→ Requirement: Using the material that follows, identify and copy each line with the string "fully".

→ Supplied data:
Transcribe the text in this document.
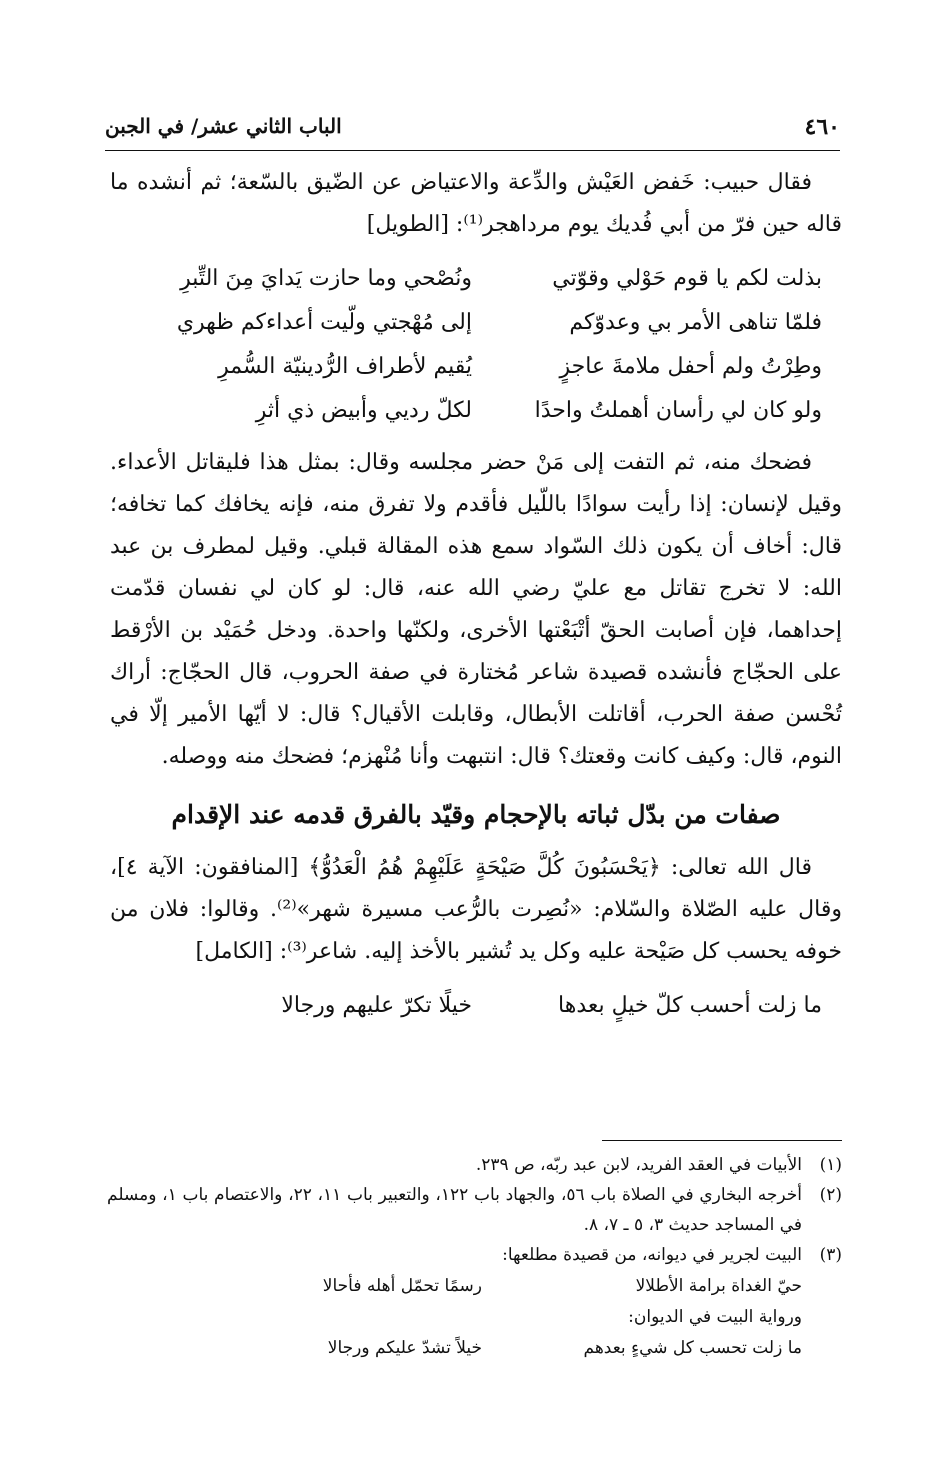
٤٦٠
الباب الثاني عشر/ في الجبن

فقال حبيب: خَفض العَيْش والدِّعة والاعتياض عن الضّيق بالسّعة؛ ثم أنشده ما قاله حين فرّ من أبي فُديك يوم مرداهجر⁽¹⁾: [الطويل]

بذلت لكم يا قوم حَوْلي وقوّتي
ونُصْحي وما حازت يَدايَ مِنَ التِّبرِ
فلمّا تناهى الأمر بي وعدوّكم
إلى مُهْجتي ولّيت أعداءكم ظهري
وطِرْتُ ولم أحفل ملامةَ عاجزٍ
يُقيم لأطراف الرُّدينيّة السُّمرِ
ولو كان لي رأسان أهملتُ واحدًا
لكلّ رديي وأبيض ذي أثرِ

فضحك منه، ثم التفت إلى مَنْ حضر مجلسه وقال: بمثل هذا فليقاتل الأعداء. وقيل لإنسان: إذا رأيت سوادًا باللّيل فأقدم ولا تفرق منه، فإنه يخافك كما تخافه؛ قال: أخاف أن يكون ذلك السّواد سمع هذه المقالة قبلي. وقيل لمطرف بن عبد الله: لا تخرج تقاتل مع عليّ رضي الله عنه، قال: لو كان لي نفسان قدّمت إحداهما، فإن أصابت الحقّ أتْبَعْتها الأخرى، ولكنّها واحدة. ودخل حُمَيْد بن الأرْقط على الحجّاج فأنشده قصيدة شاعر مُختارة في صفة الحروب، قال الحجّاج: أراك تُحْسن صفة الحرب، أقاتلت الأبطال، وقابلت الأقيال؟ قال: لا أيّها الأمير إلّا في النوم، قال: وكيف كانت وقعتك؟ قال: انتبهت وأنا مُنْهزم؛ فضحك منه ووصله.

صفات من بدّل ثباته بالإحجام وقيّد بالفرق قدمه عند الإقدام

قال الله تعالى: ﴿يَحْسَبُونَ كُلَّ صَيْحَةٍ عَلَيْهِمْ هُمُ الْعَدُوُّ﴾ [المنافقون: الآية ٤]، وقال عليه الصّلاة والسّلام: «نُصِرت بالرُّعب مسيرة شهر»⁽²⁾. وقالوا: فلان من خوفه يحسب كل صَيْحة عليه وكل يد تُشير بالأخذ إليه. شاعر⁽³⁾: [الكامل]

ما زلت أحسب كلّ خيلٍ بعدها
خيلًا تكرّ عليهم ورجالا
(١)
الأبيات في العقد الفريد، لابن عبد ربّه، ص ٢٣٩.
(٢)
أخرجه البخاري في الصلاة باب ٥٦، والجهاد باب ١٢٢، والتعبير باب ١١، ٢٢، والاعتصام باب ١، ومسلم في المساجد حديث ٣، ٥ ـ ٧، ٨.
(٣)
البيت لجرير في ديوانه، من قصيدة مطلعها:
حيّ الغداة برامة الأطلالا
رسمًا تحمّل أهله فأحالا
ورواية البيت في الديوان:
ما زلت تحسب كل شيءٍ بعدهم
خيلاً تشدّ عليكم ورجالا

---

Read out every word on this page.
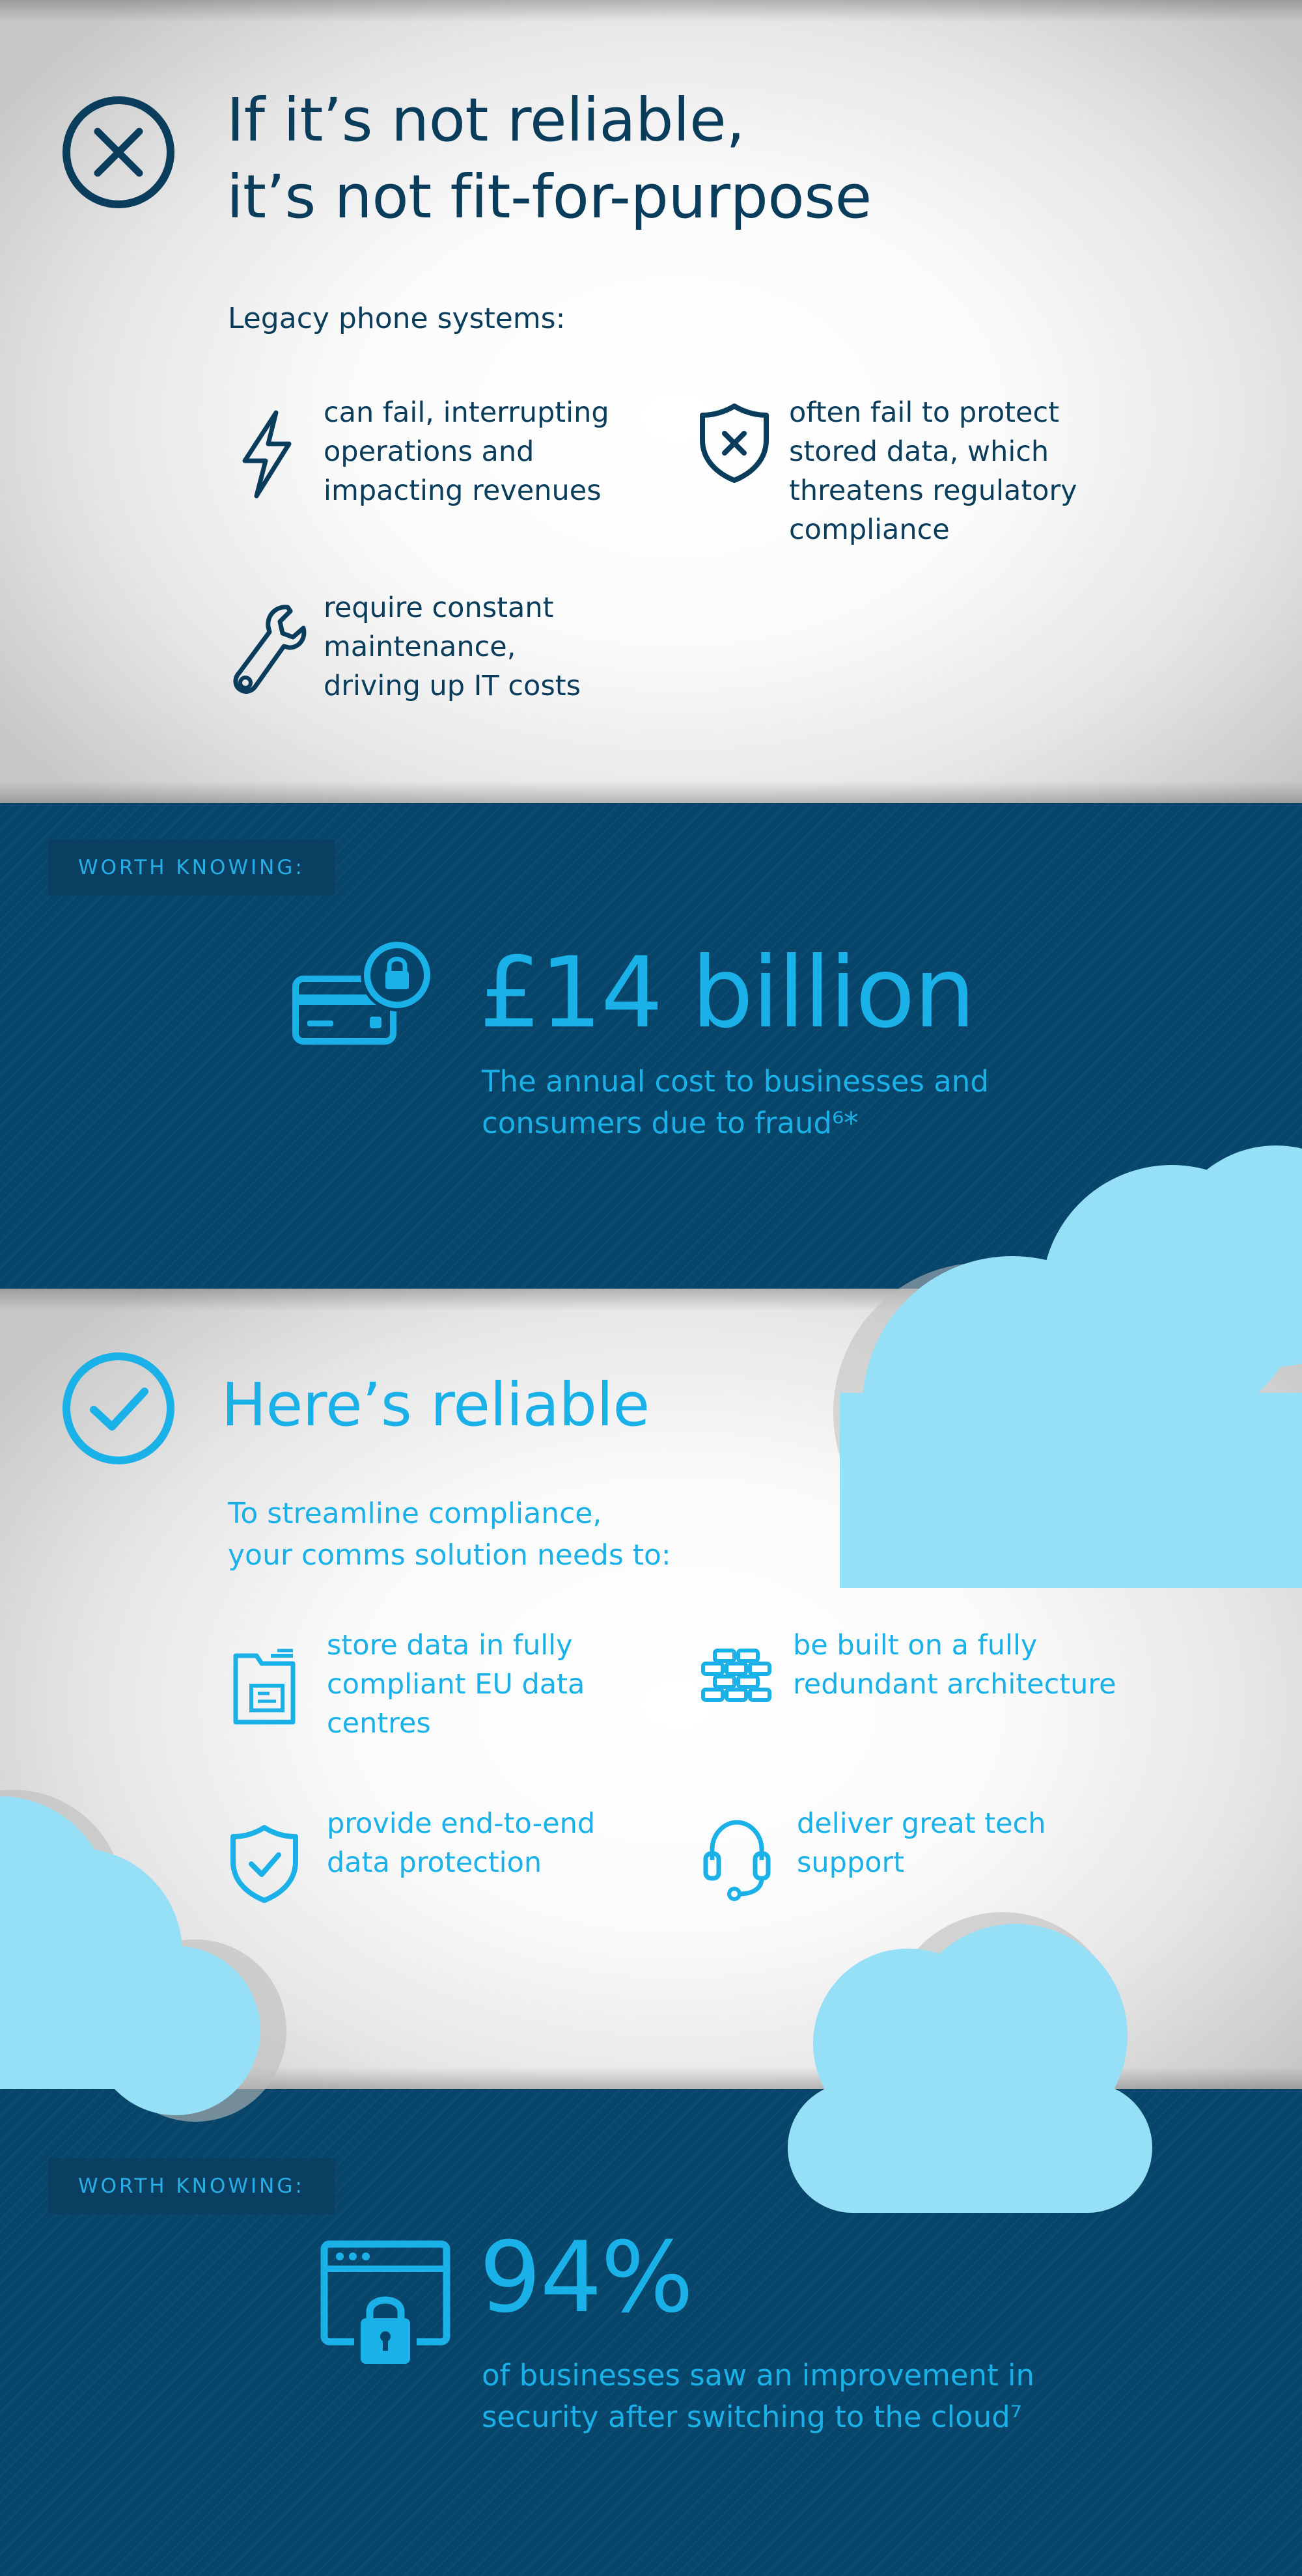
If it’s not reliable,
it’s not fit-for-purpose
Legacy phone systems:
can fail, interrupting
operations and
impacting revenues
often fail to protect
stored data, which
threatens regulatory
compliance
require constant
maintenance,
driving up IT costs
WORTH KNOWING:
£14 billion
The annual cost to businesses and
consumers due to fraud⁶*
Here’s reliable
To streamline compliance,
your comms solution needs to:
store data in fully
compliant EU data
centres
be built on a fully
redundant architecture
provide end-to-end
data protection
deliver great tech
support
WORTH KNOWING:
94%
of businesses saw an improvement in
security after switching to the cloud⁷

→ Exercise result:
store data in fully
be built on a fully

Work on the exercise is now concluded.